Data entries:
* Begin *
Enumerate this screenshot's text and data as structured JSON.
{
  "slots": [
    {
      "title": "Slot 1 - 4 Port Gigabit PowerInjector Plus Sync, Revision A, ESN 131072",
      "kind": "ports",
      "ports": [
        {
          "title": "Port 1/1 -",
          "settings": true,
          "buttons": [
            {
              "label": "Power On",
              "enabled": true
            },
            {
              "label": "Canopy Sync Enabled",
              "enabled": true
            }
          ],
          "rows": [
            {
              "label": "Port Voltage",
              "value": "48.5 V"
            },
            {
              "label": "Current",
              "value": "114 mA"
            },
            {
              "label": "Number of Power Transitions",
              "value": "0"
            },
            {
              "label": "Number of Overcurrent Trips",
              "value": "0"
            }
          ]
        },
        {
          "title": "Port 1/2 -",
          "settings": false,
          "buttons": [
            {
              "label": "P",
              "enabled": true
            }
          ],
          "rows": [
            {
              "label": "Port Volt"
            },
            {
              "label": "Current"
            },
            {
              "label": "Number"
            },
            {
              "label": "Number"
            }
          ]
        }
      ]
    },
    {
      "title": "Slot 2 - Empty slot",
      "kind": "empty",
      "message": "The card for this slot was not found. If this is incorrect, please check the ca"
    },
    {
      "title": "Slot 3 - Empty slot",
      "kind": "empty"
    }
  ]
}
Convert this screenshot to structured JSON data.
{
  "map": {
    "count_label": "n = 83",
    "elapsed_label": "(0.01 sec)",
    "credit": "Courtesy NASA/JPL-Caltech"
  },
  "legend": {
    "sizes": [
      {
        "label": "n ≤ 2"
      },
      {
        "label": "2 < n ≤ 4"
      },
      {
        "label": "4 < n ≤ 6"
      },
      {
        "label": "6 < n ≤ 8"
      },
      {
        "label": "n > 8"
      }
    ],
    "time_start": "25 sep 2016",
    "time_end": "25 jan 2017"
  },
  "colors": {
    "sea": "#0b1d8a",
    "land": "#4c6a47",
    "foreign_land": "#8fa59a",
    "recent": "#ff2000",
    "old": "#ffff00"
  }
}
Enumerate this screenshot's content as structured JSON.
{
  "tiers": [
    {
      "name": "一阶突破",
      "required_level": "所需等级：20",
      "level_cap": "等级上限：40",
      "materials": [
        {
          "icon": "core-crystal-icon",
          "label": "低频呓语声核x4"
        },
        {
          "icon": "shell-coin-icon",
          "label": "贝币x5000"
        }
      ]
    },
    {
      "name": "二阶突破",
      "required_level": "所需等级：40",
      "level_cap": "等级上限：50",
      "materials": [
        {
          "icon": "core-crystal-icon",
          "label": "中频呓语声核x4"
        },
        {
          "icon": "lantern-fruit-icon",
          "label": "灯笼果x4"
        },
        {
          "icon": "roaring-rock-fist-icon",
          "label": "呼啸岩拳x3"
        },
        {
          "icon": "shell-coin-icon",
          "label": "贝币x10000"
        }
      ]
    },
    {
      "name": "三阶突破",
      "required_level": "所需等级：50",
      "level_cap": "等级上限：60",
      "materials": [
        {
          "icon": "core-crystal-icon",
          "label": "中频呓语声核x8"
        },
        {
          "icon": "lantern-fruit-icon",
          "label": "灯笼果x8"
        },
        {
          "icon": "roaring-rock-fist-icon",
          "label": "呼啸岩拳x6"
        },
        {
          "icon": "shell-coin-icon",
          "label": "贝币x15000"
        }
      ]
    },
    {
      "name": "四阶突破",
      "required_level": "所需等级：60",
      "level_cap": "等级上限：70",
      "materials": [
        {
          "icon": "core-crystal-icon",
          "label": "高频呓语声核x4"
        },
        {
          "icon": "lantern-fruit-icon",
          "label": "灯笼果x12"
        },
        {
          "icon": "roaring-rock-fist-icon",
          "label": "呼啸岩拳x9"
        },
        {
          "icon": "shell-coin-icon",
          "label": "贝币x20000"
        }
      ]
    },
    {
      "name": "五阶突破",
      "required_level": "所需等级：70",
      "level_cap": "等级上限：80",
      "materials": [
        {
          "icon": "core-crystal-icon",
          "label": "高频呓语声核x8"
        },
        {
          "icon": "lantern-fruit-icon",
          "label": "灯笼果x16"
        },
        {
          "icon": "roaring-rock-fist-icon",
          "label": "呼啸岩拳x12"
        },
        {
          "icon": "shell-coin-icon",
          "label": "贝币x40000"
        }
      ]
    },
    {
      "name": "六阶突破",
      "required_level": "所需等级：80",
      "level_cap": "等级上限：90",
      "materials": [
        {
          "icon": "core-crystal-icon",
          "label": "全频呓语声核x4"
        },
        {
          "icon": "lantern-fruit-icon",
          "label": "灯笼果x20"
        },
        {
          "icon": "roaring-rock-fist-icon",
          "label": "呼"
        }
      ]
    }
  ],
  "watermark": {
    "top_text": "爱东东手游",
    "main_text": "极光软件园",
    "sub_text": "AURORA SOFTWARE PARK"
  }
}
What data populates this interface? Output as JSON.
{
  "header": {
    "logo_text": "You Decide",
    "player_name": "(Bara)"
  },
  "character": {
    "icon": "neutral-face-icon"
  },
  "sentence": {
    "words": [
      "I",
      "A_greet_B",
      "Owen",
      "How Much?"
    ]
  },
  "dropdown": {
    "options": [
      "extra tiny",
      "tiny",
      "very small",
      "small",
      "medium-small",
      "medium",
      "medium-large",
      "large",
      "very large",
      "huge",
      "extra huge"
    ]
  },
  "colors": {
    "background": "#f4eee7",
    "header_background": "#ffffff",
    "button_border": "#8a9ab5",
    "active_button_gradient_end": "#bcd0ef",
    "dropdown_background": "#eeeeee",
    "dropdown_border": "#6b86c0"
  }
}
* End *
- [Exercise details]
Emit verbatim the lines running from the one with "What data populates" through the last line of the data, both endpoints inclusive.

- [Answer to the problem]
What data populates this interface? Output as JSON.
{
  "header": {
    "logo_text": "You Decide",
    "player_name": "(Bara)"
  },
  "character": {
    "icon": "neutral-face-icon"
  },
  "sentence": {
    "words": [
      "I",
      "A_greet_B",
      "Owen",
      "How Much?"
    ]
  },
  "dropdown": {
    "options": [
      "extra tiny",
      "tiny",
      "very small",
      "small",
      "medium-small",
      "medium",
      "medium-large",
      "large",
      "very large",
      "huge",
      "extra huge"
    ]
  },
  "colors": {
    "background": "#f4eee7",
    "header_background": "#ffffff",
    "button_border": "#8a9ab5",
    "active_button_gradient_end": "#bcd0ef",
    "dropdown_background": "#eeeeee",
    "dropdown_border": "#6b86c0"
  }
}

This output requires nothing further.